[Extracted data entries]
Begin
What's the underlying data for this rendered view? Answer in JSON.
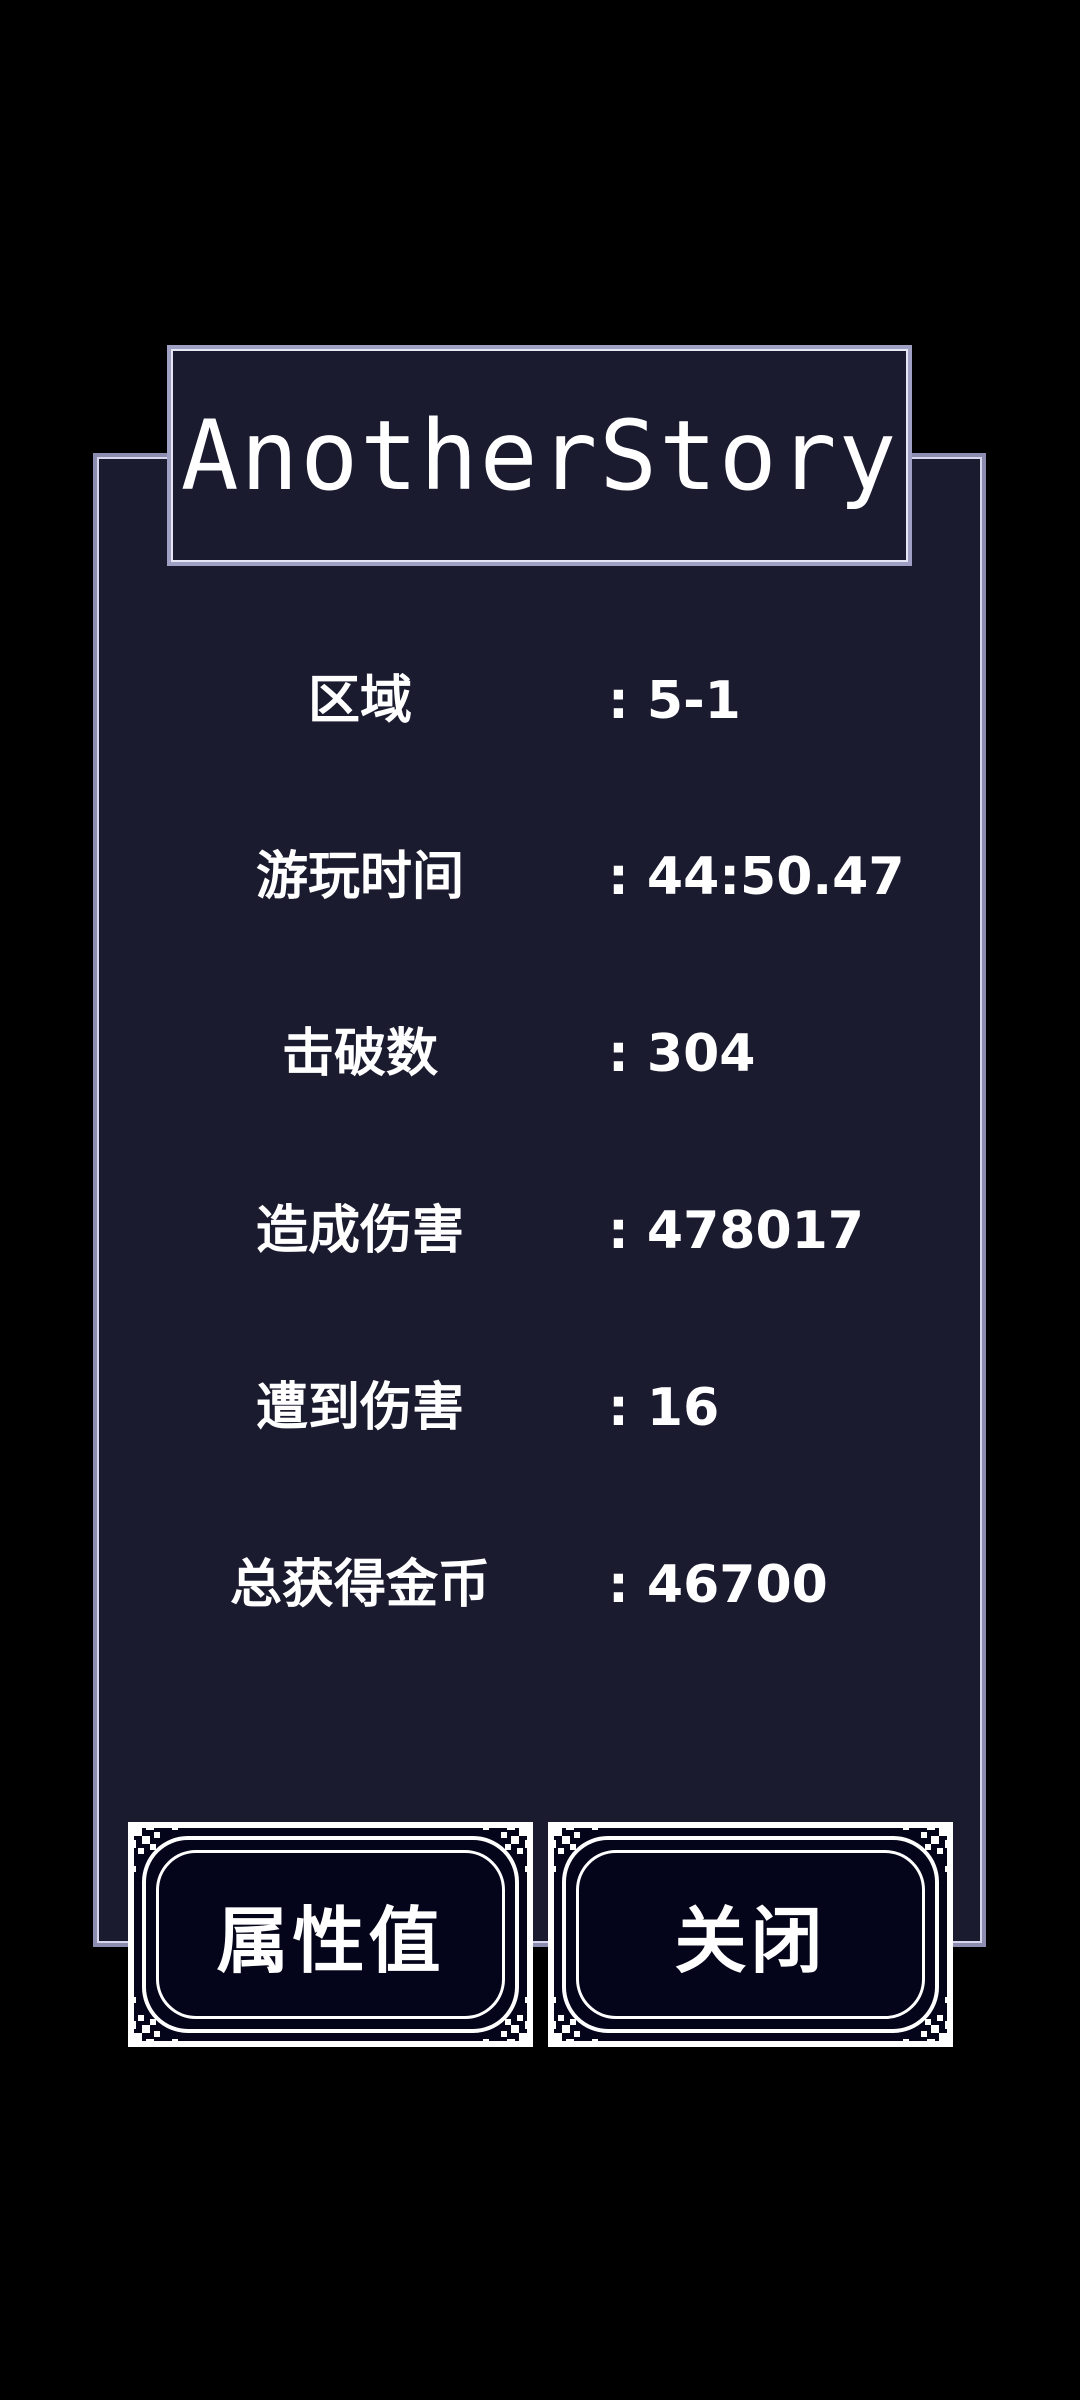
{
  "title": "AnotherStory",
  "stats": [
    {
      "label": "区域",
      "value": ": 5-1"
    },
    {
      "label": "游玩时间",
      "value": ": 44:50.47"
    },
    {
      "label": "击破数",
      "value": ": 304"
    },
    {
      "label": "造成伤害",
      "value": ": 478017"
    },
    {
      "label": "遭到伤害",
      "value": ": 16"
    },
    {
      "label": "总获得金币",
      "value": ": 46700"
    }
  ],
  "buttons": {
    "attributes_label": "属性值",
    "close_label": "关闭"
  },
  "colors": {
    "background": "#000000",
    "panel": "#1b1b30",
    "border": "#a0a0c4",
    "button_fill": "#04041a",
    "text": "#ffffff"
  }
}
End
Aim: Print the records above exactly as they stand, but leave out the pictures.

Answer in full:
What's the underlying data for this rendered view? Answer in JSON.
{
  "title": "AnotherStory",
  "stats": [
    {
      "label": "区域",
      "value": ": 5-1"
    },
    {
      "label": "游玩时间",
      "value": ": 44:50.47"
    },
    {
      "label": "击破数",
      "value": ": 304"
    },
    {
      "label": "造成伤害",
      "value": ": 478017"
    },
    {
      "label": "遭到伤害",
      "value": ": 16"
    },
    {
      "label": "总获得金币",
      "value": ": 46700"
    }
  ],
  "buttons": {
    "attributes_label": "属性值",
    "close_label": "关闭"
  },
  "colors": {
    "background": "#000000",
    "panel": "#1b1b30",
    "border": "#a0a0c4",
    "button_fill": "#04041a",
    "text": "#ffffff"
  }
}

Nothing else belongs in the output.